Requirements: Pictures aside, quote the whole listing exactly.

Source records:
|---|
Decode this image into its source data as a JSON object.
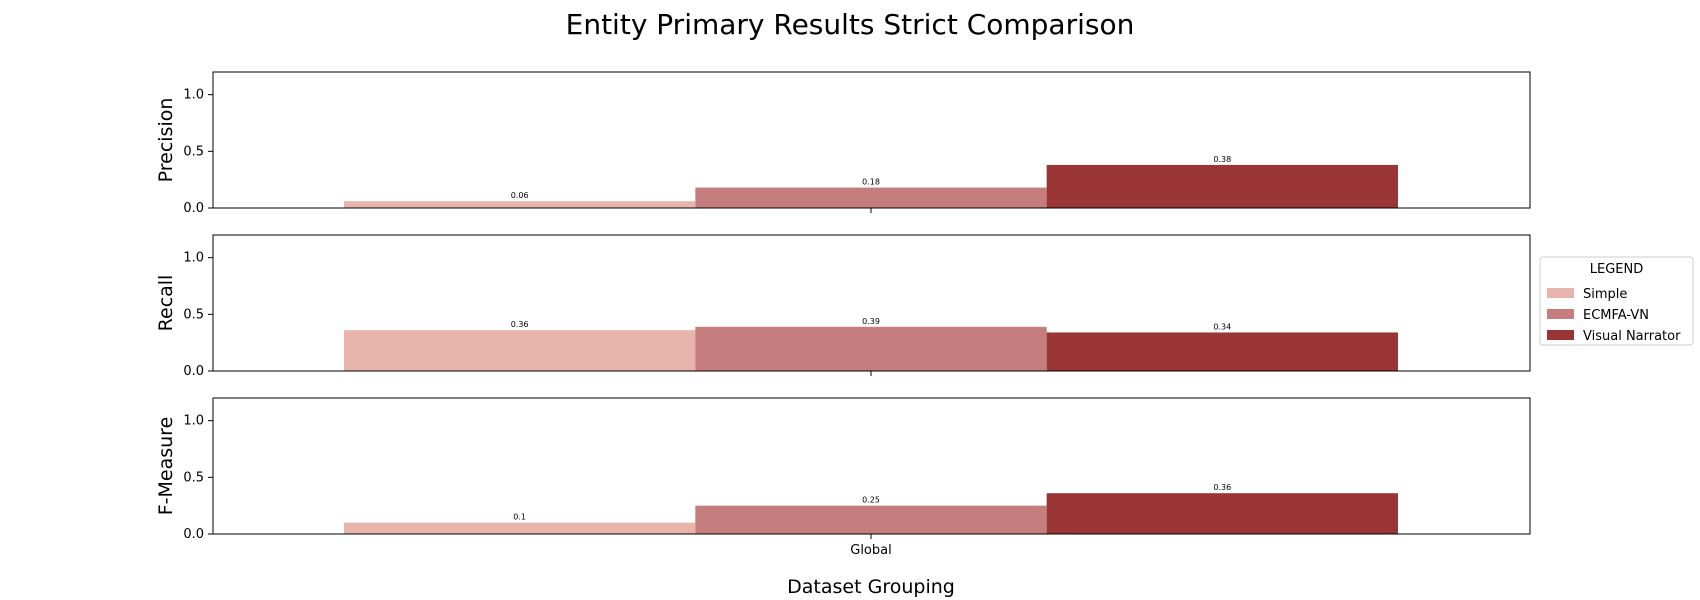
{
  "chart_data": {
    "type": "bar",
    "title": "Entity Primary Results Strict Comparison",
    "xlabel": "Dataset Grouping",
    "categories": [
      "Global"
    ],
    "ylim": [
      0,
      1.2
    ],
    "yticks": [
      "0.0",
      "0.5",
      "1.0"
    ],
    "grid": false,
    "legend": {
      "title": "LEGEND",
      "placement": "right",
      "entries": [
        "Simple",
        "ECMFA-VN",
        "Visual Narrator"
      ]
    },
    "series_colors": [
      "#e8b4ac",
      "#c57d7d",
      "#993535"
    ],
    "panels": [
      {
        "ylabel": "Precision",
        "series": [
          {
            "name": "Simple",
            "values": [
              0.06
            ],
            "label": "0.06"
          },
          {
            "name": "ECMFA-VN",
            "values": [
              0.18
            ],
            "label": "0.18"
          },
          {
            "name": "Visual Narrator",
            "values": [
              0.38
            ],
            "label": "0.38"
          }
        ]
      },
      {
        "ylabel": "Recall",
        "series": [
          {
            "name": "Simple",
            "values": [
              0.36
            ],
            "label": "0.36"
          },
          {
            "name": "ECMFA-VN",
            "values": [
              0.39
            ],
            "label": "0.39"
          },
          {
            "name": "Visual Narrator",
            "values": [
              0.34
            ],
            "label": "0.34"
          }
        ]
      },
      {
        "ylabel": "F-Measure",
        "series": [
          {
            "name": "Simple",
            "values": [
              0.1
            ],
            "label": "0.1"
          },
          {
            "name": "ECMFA-VN",
            "values": [
              0.25
            ],
            "label": "0.25"
          },
          {
            "name": "Visual Narrator",
            "values": [
              0.36
            ],
            "label": "0.36"
          }
        ]
      }
    ]
  }
}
|---|
Task solution:
Decode this image into its source data as a JSON object.
{
  "chart_data": {
    "type": "bar",
    "title": "Entity Primary Results Strict Comparison",
    "xlabel": "Dataset Grouping",
    "categories": [
      "Global"
    ],
    "ylim": [
      0,
      1.2
    ],
    "yticks": [
      "0.0",
      "0.5",
      "1.0"
    ],
    "grid": false,
    "legend": {
      "title": "LEGEND",
      "placement": "right",
      "entries": [
        "Simple",
        "ECMFA-VN",
        "Visual Narrator"
      ]
    },
    "series_colors": [
      "#e8b4ac",
      "#c57d7d",
      "#993535"
    ],
    "panels": [
      {
        "ylabel": "Precision",
        "series": [
          {
            "name": "Simple",
            "values": [
              0.06
            ],
            "label": "0.06"
          },
          {
            "name": "ECMFA-VN",
            "values": [
              0.18
            ],
            "label": "0.18"
          },
          {
            "name": "Visual Narrator",
            "values": [
              0.38
            ],
            "label": "0.38"
          }
        ]
      },
      {
        "ylabel": "Recall",
        "series": [
          {
            "name": "Simple",
            "values": [
              0.36
            ],
            "label": "0.36"
          },
          {
            "name": "ECMFA-VN",
            "values": [
              0.39
            ],
            "label": "0.39"
          },
          {
            "name": "Visual Narrator",
            "values": [
              0.34
            ],
            "label": "0.34"
          }
        ]
      },
      {
        "ylabel": "F-Measure",
        "series": [
          {
            "name": "Simple",
            "values": [
              0.1
            ],
            "label": "0.1"
          },
          {
            "name": "ECMFA-VN",
            "values": [
              0.25
            ],
            "label": "0.25"
          },
          {
            "name": "Visual Narrator",
            "values": [
              0.36
            ],
            "label": "0.36"
          }
        ]
      }
    ]
  }
}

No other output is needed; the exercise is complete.